To investigate this, I propose Hypothesis 1: the features found by
dialectologists will agree with the highly ranked features used by $R$
for classification. I will test Hypothesis 1 by comparing $R$'s
results to the syntactic dialectology literature on Swedish. In
addition, Hypothesis 1B states that the regions of Sweden accepted by
dialectology will be reproduced by $R$. For example, my
previous research on British English reproduced the well-known North
England-South England dialect regions. However, this research will eliminate the
corpus variability in that research \cite{sanders08b} that resulted in
the confounding factors mentioned above, meaning that more precise
results, such as specific identifying features, should be detectable as well.

However, if $R$ is found to be an inadequate measure of syntax distance, this
dissertation will propose and evaluate alternative syntactic distance
measures. Specifically, $R$ is one way to combine features that are
created by decomposing sentences. It treats features as atomic, and
does not manipulate them in syntax-specific ways. As such, $R$ is
not fundamentally different than Goebl's WIV. This may not be a problem if the
decomposition methods used to generate features adequately capture
dialect differences in independent, atomic features. If dialect
differences cannot be captured by independent, atomic features, then a
more syntax-specific method of combining features will be needed
instead. Alternatively, a more complex statistical measure may be
useful, taking the basic idea of $R$ and increasing its
sensitivity. For example, Kullbeck-Leibler divergence, like $R$,
provides a dissimilarity that is intuitively similar to distance.

%H2 - Dad didn't understand that this is other features to be fed into
%R not replacement of R entire.
A secondary question, relevant once a useful syntax distance measure
is established, is what input features cause $R$ to produce the best
results.  Previous work has shown that leaf-ancestor paths provide a
small advantage over part-of-speech trigrams, presumably by capturing
syntactic structure higher in the parse tree. Additional possible
feature sets include variations on the previously investigated
trigrams and leaf-ancestor paths, along with various kinds of backoff,
for example, to bigrams or coarser node tags. Features from dependency
parses may be useful, too, in capturing non-local dependencies that
can be captured neither by trigrams nor leaf-ancestor paths.

Therefore, I propose Hypothesis 2: better input features
for $R$ will produce more accurate syntax
distances. These features can be discovered by comparing performance
of a number of different feature sets on a fixed corpus. In addition,
combinations of successful features will produce even better
performance.
% This sentence is either redundant or should appear earlier.
The quality of a set of features can be
measured by its sensitivity---the number of significant distances it
finds---and the similarity of the highly ranked features $R$ produces
to those found by dialectologists.

% H3
A third question is whether $R$ agrees with phonological distance
measures like Levenshtein distance. Unlike agreement with traditional
dialectology, there is no {\it a priori} reason to expect agreement
between phonology and syntax in delineating dialect
boundaries. However, agreement with phonological distance would be
further evidence for the suitability of $R$ as a syntactic distance
measure.

INFORMATION GIVEN:
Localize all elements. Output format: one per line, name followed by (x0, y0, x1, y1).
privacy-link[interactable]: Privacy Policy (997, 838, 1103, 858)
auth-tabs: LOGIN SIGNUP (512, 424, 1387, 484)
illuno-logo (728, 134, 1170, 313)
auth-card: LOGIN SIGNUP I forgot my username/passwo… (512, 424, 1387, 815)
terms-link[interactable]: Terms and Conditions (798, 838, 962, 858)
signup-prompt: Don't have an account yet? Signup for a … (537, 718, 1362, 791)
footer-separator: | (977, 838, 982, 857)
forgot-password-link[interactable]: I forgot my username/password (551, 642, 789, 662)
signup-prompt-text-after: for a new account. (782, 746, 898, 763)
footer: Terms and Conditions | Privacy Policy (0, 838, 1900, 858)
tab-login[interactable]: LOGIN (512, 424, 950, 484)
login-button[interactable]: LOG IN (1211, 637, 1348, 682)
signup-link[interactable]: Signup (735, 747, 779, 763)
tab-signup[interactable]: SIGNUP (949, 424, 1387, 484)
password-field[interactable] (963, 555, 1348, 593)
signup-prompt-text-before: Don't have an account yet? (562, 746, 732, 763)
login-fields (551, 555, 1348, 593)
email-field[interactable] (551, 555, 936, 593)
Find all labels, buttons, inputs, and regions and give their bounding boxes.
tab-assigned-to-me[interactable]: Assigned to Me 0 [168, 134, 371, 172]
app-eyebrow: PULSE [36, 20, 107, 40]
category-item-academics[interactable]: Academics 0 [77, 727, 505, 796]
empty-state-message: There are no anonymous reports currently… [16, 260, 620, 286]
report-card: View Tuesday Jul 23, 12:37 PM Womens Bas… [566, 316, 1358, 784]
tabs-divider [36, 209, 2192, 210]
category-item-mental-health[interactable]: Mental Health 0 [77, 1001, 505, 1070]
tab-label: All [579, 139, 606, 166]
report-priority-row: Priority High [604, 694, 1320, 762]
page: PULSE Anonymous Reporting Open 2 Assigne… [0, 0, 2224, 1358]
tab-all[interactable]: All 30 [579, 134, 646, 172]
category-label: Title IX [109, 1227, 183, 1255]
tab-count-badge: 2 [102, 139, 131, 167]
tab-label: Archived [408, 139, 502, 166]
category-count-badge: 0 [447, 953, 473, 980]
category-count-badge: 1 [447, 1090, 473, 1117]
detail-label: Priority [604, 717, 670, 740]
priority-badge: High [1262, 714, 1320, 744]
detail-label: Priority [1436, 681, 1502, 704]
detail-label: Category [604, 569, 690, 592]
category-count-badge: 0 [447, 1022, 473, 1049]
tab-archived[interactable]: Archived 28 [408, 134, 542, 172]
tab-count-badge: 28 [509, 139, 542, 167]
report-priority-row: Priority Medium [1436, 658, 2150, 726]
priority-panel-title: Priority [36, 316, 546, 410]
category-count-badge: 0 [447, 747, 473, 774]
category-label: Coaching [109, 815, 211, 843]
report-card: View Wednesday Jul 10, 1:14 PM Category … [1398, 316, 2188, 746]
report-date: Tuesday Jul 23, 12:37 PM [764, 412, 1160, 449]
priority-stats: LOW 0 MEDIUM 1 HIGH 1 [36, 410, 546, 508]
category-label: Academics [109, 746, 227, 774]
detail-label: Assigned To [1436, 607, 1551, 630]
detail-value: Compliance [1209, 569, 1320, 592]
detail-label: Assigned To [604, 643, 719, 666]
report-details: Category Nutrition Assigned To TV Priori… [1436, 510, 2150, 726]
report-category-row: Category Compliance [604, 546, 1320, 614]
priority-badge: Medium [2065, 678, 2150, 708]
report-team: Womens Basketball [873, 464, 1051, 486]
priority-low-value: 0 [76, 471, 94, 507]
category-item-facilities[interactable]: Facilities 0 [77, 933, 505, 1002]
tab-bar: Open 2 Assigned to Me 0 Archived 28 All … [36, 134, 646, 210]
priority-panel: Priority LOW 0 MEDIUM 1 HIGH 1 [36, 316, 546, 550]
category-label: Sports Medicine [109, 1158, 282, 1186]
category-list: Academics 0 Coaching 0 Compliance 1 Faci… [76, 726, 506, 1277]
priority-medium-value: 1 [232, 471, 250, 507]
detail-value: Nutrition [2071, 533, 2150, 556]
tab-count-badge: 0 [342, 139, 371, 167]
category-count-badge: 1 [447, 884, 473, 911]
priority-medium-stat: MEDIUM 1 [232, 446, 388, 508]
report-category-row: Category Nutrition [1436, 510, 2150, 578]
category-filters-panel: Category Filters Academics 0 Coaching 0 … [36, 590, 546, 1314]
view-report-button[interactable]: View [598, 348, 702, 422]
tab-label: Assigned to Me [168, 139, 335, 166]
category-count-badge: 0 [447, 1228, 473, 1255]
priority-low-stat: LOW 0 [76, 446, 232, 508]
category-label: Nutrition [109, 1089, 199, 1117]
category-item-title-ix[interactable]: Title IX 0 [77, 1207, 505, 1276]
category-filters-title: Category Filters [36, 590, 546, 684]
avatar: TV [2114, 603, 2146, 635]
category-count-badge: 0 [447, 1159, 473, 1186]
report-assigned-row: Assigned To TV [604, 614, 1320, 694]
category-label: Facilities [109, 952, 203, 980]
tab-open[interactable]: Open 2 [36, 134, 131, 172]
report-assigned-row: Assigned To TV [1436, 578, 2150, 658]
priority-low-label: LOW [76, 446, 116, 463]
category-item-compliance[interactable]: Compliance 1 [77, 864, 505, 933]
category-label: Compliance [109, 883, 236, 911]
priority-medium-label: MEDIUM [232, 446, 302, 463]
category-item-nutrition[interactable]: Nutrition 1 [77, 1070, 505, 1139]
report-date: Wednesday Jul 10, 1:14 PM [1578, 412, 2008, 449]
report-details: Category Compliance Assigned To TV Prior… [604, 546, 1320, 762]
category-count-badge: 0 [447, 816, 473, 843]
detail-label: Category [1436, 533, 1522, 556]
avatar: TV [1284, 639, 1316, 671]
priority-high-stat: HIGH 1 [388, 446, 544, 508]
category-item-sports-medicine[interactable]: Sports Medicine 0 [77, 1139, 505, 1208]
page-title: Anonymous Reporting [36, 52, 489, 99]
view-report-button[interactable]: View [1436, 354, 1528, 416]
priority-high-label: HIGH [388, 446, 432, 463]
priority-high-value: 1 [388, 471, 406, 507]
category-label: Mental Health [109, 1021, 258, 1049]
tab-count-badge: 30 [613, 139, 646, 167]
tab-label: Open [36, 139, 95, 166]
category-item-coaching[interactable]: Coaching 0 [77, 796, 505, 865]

EXERCISE 1: In the passage on syntactic dialect distance, why might features from dependency parses be useful as input to R? Answer in one to three sentences.
EXERCISE 2: From the passage on syntactic dialect distance, reproduce the text starting at "Therefore, I propose" and ending at "performance.".
EXERCISE 3: Write the next part of the passage on syntactic dialect distance, picking up after its final sentence.

WRITTEN RESPONSE 1: Features from dependency parses may capture non-local dependencies. Neither trigrams nor leaf-ancestor paths can capture these.

WRITTEN RESPONSE 2:
Therefore, I propose Hypothesis 2: better input features
for $R$ will produce more accurate syntax
distances. These features can be discovered by comparing performance
of a number of different feature sets on a fixed corpus. In addition,
combinations of successful features will produce even better
performance.

WRITTEN RESPONSE 3:
Therefore, I propose Hypothesis 3: a phonology corpus and syntax corpus
constructed from the same data will provide better correlation between
phonology and syntax distance measures than a phonology corpus and
syntax corpus drawn from different data sources. I will test this
hypothesis by comparing results to my previous work on British English
phonological and syntactic corpora; there, no significant correlation
was found between the regions extracted from the two corpora drawn
from different data. If significant correlation is found by using the
same set of data for both corpora, it indicates that phonology and
syntax boundaries do coincide but that the agreement is weak enough to
be lost when using corpora collected from different populations.

\section{Methods}
To investigate the first hypothesis, I need a dialect corpus that can
be syntactically annotated (\ref{syntactically-annotated-corpus}); if
it is not already annotated, it must be possible to annotate it
automatically so I can avoid time-consuming manual annotation.
Automatic annotation will require a syntactically annotated
training corpus (\ref{syntactically-annotated-training}) and a parser
(\ref{parsers-proposal}). A distance measure must be defined for the regions
within the dialect corpus (\ref{nerbonne06}), syntactic features must
be extracted for the distance measures (\ref{syntactic-features}), and
the results tested for significance (\ref{permutationtest}) and
clustered (\ref{cluster-analysis}) to determine which dialect regions
are found by the corpus. Finally, the most highly ranked features used
to produce the dialect distances must be enumerated
(\ref{feature-ranking-proposal}).

To investigate the second hypothesis, I need a method to combine
different types of features (\ref{combine-feature-sets}) and back off
sparse features (\ref{feature-backoff}). I also need a way to generate
new features that include more information about context
(\ref{alternate-feature-sets}).

If the distance measure $R$ doesn't provide any significant distances
with any combination of features, I will experiment with different distance
measures. For this, there are quite a few possibilities;
Kullbeck-Leibler divergence is one example (\ref{kl-divergence}).

To investigate the third hypothesis, I need a phonological corpus and a method
for calculating phonological dialect distance, then a method to compare
phonological clusters with syntactic clusters. See my qualifying paper
\cite{sanders08b} for details.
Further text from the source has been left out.